* GOAL OF THE EXERCISE:
Repeat each record exactly. Any picture gets left out.

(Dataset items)
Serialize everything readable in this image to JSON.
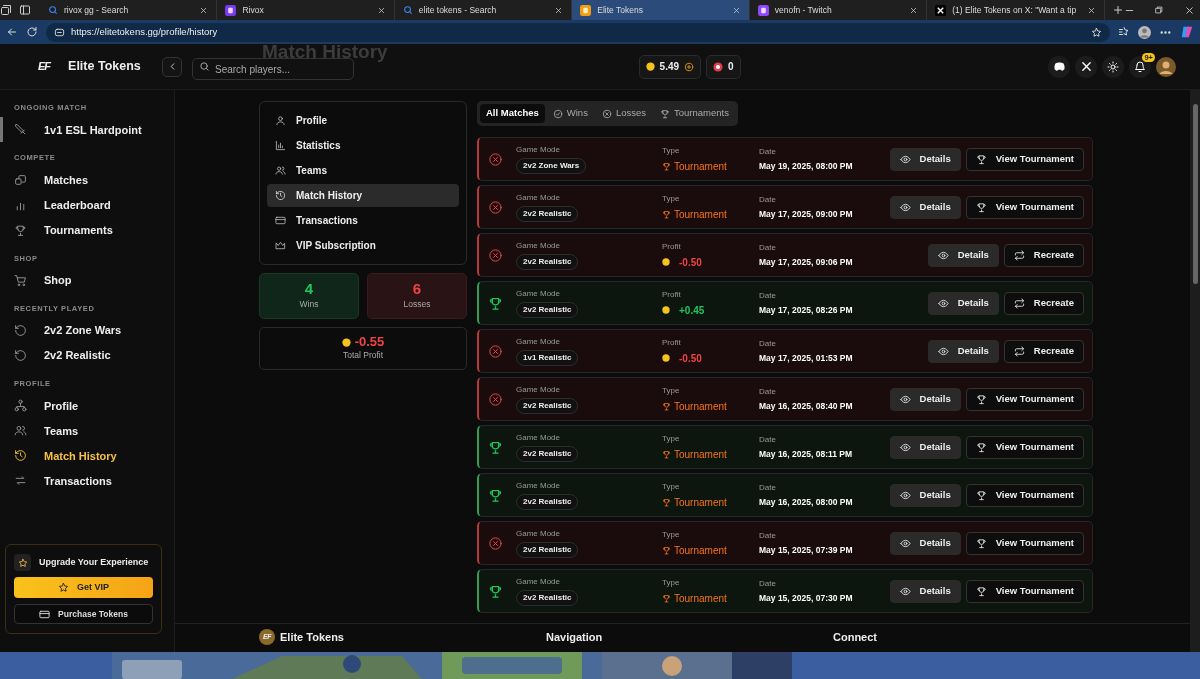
{
  "browser": {
    "tabs": [
      {
        "title": "rivox gg - Search",
        "selected": false
      },
      {
        "title": "Rivox",
        "selected": false
      },
      {
        "title": "elite tokens - Search",
        "selected": false
      },
      {
        "title": "Elite Tokens",
        "selected": true
      },
      {
        "title": "venofn - Twitch",
        "selected": false
      },
      {
        "title": "(1) Elite Tokens on X: \"Want a tip",
        "selected": false
      }
    ],
    "url": "https://elitetokens.gg/profile/history"
  },
  "header": {
    "brand_mark": "EF",
    "brand": "Elite Tokens",
    "page_title": "Match History",
    "search": {
      "placeholder": "Search players..."
    },
    "balance": "5.49",
    "tickets": "0",
    "notifications": "9+"
  },
  "sidebar": {
    "sections": [
      {
        "heading": "ONGOING MATCH",
        "items": [
          {
            "label": "1v1 ESL Hardpoint",
            "selected": false,
            "kind": "ongoing"
          }
        ]
      },
      {
        "heading": "COMPETE",
        "items": [
          {
            "label": "Matches",
            "selected": false,
            "kind": "link"
          },
          {
            "label": "Leaderboard",
            "selected": false,
            "kind": "link"
          },
          {
            "label": "Tournaments",
            "selected": false,
            "kind": "link"
          }
        ]
      },
      {
        "heading": "SHOP",
        "items": [
          {
            "label": "Shop",
            "selected": false,
            "kind": "link"
          }
        ]
      },
      {
        "heading": "RECENTLY PLAYED",
        "items": [
          {
            "label": "2v2 Zone Wars",
            "selected": false,
            "kind": "link"
          },
          {
            "label": "2v2 Realistic",
            "selected": false,
            "kind": "link"
          }
        ]
      },
      {
        "heading": "PROFILE",
        "items": [
          {
            "label": "Profile",
            "selected": false,
            "kind": "link"
          },
          {
            "label": "Teams",
            "selected": false,
            "kind": "link"
          },
          {
            "label": "Match History",
            "selected": true,
            "kind": "link"
          },
          {
            "label": "Transactions",
            "selected": false,
            "kind": "link"
          }
        ]
      }
    ],
    "upgrade": {
      "title": "Upgrade Your Experience",
      "primary": "Get VIP",
      "secondary": "Purchase Tokens"
    }
  },
  "profile_nav": [
    {
      "label": "Profile",
      "selected": false
    },
    {
      "label": "Statistics",
      "selected": false
    },
    {
      "label": "Teams",
      "selected": false
    },
    {
      "label": "Match History",
      "selected": true
    },
    {
      "label": "Transactions",
      "selected": false
    },
    {
      "label": "VIP Subscription",
      "selected": false
    }
  ],
  "stats": {
    "wins": "4",
    "wins_label": "Wins",
    "losses": "6",
    "losses_label": "Losses",
    "profit": "-0.55",
    "profit_label": "Total Profit"
  },
  "filters": [
    {
      "label": "All Matches",
      "selected": true
    },
    {
      "label": "Wins",
      "selected": false
    },
    {
      "label": "Losses",
      "selected": false
    },
    {
      "label": "Tournaments",
      "selected": false
    }
  ],
  "matches": [
    {
      "won": false,
      "mode_label": "Game Mode",
      "mode": "2v2 Zone Wars",
      "kind": "tournament",
      "info_label": "Type",
      "info": "Tournament",
      "date_label": "Date",
      "date": "May 19, 2025, 08:00 PM",
      "actions": [
        "Details",
        "View Tournament"
      ]
    },
    {
      "won": false,
      "mode_label": "Game Mode",
      "mode": "2v2 Realistic",
      "kind": "tournament",
      "info_label": "Type",
      "info": "Tournament",
      "date_label": "Date",
      "date": "May 17, 2025, 09:00 PM",
      "actions": [
        "Details",
        "View Tournament"
      ]
    },
    {
      "won": false,
      "mode_label": "Game Mode",
      "mode": "2v2 Realistic",
      "kind": "profit",
      "info_label": "Profit",
      "info": "-0.50",
      "date_label": "Date",
      "date": "May 17, 2025, 09:06 PM",
      "actions": [
        "Details",
        "Recreate"
      ]
    },
    {
      "won": true,
      "mode_label": "Game Mode",
      "mode": "2v2 Realistic",
      "kind": "profit",
      "info_label": "Profit",
      "info": "+0.45",
      "date_label": "Date",
      "date": "May 17, 2025, 08:26 PM",
      "actions": [
        "Details",
        "Recreate"
      ]
    },
    {
      "won": false,
      "mode_label": "Game Mode",
      "mode": "1v1 Realistic",
      "kind": "profit",
      "info_label": "Profit",
      "info": "-0.50",
      "date_label": "Date",
      "date": "May 17, 2025, 01:53 PM",
      "actions": [
        "Details",
        "Recreate"
      ]
    },
    {
      "won": false,
      "mode_label": "Game Mode",
      "mode": "2v2 Realistic",
      "kind": "tournament",
      "info_label": "Type",
      "info": "Tournament",
      "date_label": "Date",
      "date": "May 16, 2025, 08:40 PM",
      "actions": [
        "Details",
        "View Tournament"
      ]
    },
    {
      "won": true,
      "mode_label": "Game Mode",
      "mode": "2v2 Realistic",
      "kind": "tournament",
      "info_label": "Type",
      "info": "Tournament",
      "date_label": "Date",
      "date": "May 16, 2025, 08:11 PM",
      "actions": [
        "Details",
        "View Tournament"
      ]
    },
    {
      "won": true,
      "mode_label": "Game Mode",
      "mode": "2v2 Realistic",
      "kind": "tournament",
      "info_label": "Type",
      "info": "Tournament",
      "date_label": "Date",
      "date": "May 16, 2025, 08:00 PM",
      "actions": [
        "Details",
        "View Tournament"
      ]
    },
    {
      "won": false,
      "mode_label": "Game Mode",
      "mode": "2v2 Realistic",
      "kind": "tournament",
      "info_label": "Type",
      "info": "Tournament",
      "date_label": "Date",
      "date": "May 15, 2025, 07:39 PM",
      "actions": [
        "Details",
        "View Tournament"
      ]
    },
    {
      "won": true,
      "mode_label": "Game Mode",
      "mode": "2v2 Realistic",
      "kind": "tournament",
      "info_label": "Type",
      "info": "Tournament",
      "date_label": "Date",
      "date": "May 15, 2025, 07:30 PM",
      "actions": [
        "Details",
        "View Tournament"
      ]
    }
  ],
  "footer": {
    "brand_mark": "EF",
    "brand": "Elite Tokens",
    "columns": [
      "Navigation",
      "Connect"
    ]
  }
}
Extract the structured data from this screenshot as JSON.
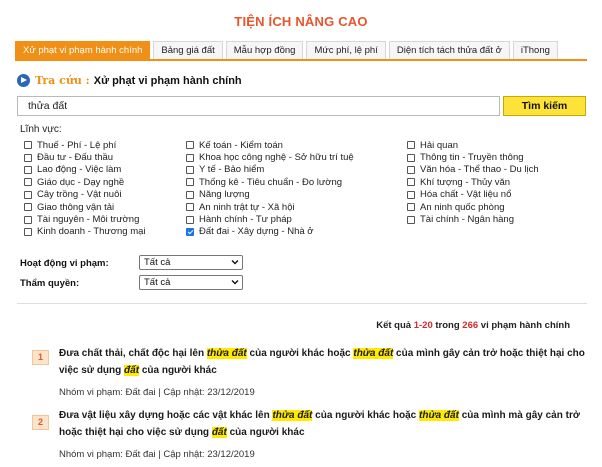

* EXERCISE ANSWER:
Serialize everything readable in this image to JSON.
{
  "browser": {
    "tabs": [
      {
        "title": "rivox gg - Search",
        "selected": false
      },
      {
        "title": "Rivox",
        "selected": false
      },
      {
        "title": "elite tokens - Search",
        "selected": false
      },
      {
        "title": "Elite Tokens",
        "selected": true
      },
      {
        "title": "venofn - Twitch",
        "selected": false
      },
      {
        "title": "(1) Elite Tokens on X: \"Want a tip",
        "selected": false
      }
    ],
    "url": "https://elitetokens.gg/profile/history"
  },
  "header": {
    "brand_mark": "EF",
    "brand": "Elite Tokens",
    "page_title": "Match History",
    "search": {
      "placeholder": "Search players..."
    },
    "balance": "5.49",
    "tickets": "0",
    "notifications": "9+"
  },
  "sidebar": {
    "sections": [
      {
        "heading": "ONGOING MATCH",
        "items": [
          {
            "label": "1v1 ESL Hardpoint",
            "selected": false,
            "kind": "ongoing"
          }
        ]
      },
      {
        "heading": "COMPETE",
        "items": [
          {
            "label": "Matches",
            "selected": false,
            "kind": "link"
          },
          {
            "label": "Leaderboard",
            "selected": false,
            "kind": "link"
          },
          {
            "label": "Tournaments",
            "selected": false,
            "kind": "link"
          }
        ]
      },
      {
        "heading": "SHOP",
        "items": [
          {
            "label": "Shop",
            "selected": false,
            "kind": "link"
          }
        ]
      },
      {
        "heading": "RECENTLY PLAYED",
        "items": [
          {
            "label": "2v2 Zone Wars",
            "selected": false,
            "kind": "link"
          },
          {
            "label": "2v2 Realistic",
            "selected": false,
            "kind": "link"
          }
        ]
      },
      {
        "heading": "PROFILE",
        "items": [
          {
            "label": "Profile",
            "selected": false,
            "kind": "link"
          },
          {
            "label": "Teams",
            "selected": false,
            "kind": "link"
          },
          {
            "label": "Match History",
            "selected": true,
            "kind": "link"
          },
          {
            "label": "Transactions",
            "selected": false,
            "kind": "link"
          }
        ]
      }
    ],
    "upgrade": {
      "title": "Upgrade Your Experience",
      "primary": "Get VIP",
      "secondary": "Purchase Tokens"
    }
  },
  "profile_nav": [
    {
      "label": "Profile",
      "selected": false
    },
    {
      "label": "Statistics",
      "selected": false
    },
    {
      "label": "Teams",
      "selected": false
    },
    {
      "label": "Match History",
      "selected": true
    },
    {
      "label": "Transactions",
      "selected": false
    },
    {
      "label": "VIP Subscription",
      "selected": false
    }
  ],
  "stats": {
    "wins": "4",
    "wins_label": "Wins",
    "losses": "6",
    "losses_label": "Losses",
    "profit": "-0.55",
    "profit_label": "Total Profit"
  },
  "filters": [
    {
      "label": "All Matches",
      "selected": true
    },
    {
      "label": "Wins",
      "selected": false
    },
    {
      "label": "Losses",
      "selected": false
    },
    {
      "label": "Tournaments",
      "selected": false
    }
  ],
  "matches": [
    {
      "won": false,
      "mode_label": "Game Mode",
      "mode": "2v2 Zone Wars",
      "kind": "tournament",
      "info_label": "Type",
      "info": "Tournament",
      "date_label": "Date",
      "date": "May 19, 2025, 08:00 PM",
      "actions": [
        "Details",
        "View Tournament"
      ]
    },
    {
      "won": false,
      "mode_label": "Game Mode",
      "mode": "2v2 Realistic",
      "kind": "tournament",
      "info_label": "Type",
      "info": "Tournament",
      "date_label": "Date",
      "date": "May 17, 2025, 09:00 PM",
      "actions": [
        "Details",
        "View Tournament"
      ]
    },
    {
      "won": false,
      "mode_label": "Game Mode",
      "mode": "2v2 Realistic",
      "kind": "profit",
      "info_label": "Profit",
      "info": "-0.50",
      "date_label": "Date",
      "date": "May 17, 2025, 09:06 PM",
      "actions": [
        "Details",
        "Recreate"
      ]
    },
    {
      "won": true,
      "mode_label": "Game Mode",
      "mode": "2v2 Realistic",
      "kind": "profit",
      "info_label": "Profit",
      "info": "+0.45",
      "date_label": "Date",
      "date": "May 17, 2025, 08:26 PM",
      "actions": [
        "Details",
        "Recreate"
      ]
    },
    {
      "won": false,
      "mode_label": "Game Mode",
      "mode": "1v1 Realistic",
      "kind": "profit",
      "info_label": "Profit",
      "info": "-0.50",
      "date_label": "Date",
      "date": "May 17, 2025, 01:53 PM",
      "actions": [
        "Details",
        "Recreate"
      ]
    },
    {
      "won": false,
      "mode_label": "Game Mode",
      "mode": "2v2 Realistic",
      "kind": "tournament",
      "info_label": "Type",
      "info": "Tournament",
      "date_label": "Date",
      "date": "May 16, 2025, 08:40 PM",
      "actions": [
        "Details",
        "View Tournament"
      ]
    },
    {
      "won": true,
      "mode_label": "Game Mode",
      "mode": "2v2 Realistic",
      "kind": "tournament",
      "info_label": "Type",
      "info": "Tournament",
      "date_label": "Date",
      "date": "May 16, 2025, 08:11 PM",
      "actions": [
        "Details",
        "View Tournament"
      ]
    },
    {
      "won": true,
      "mode_label": "Game Mode",
      "mode": "2v2 Realistic",
      "kind": "tournament",
      "info_label": "Type",
      "info": "Tournament",
      "date_label": "Date",
      "date": "May 16, 2025, 08:00 PM",
      "actions": [
        "Details",
        "View Tournament"
      ]
    },
    {
      "won": false,
      "mode_label": "Game Mode",
      "mode": "2v2 Realistic",
      "kind": "tournament",
      "info_label": "Type",
      "info": "Tournament",
      "date_label": "Date",
      "date": "May 15, 2025, 07:39 PM",
      "actions": [
        "Details",
        "View Tournament"
      ]
    },
    {
      "won": true,
      "mode_label": "Game Mode",
      "mode": "2v2 Realistic",
      "kind": "tournament",
      "info_label": "Type",
      "info": "Tournament",
      "date_label": "Date",
      "date": "May 15, 2025, 07:30 PM",
      "actions": [
        "Details",
        "View Tournament"
      ]
    }
  ],
  "footer": {
    "brand_mark": "EF",
    "brand": "Elite Tokens",
    "columns": [
      "Navigation",
      "Connect"
    ]
  }
}
Extract the structured data from this screenshot as JSON.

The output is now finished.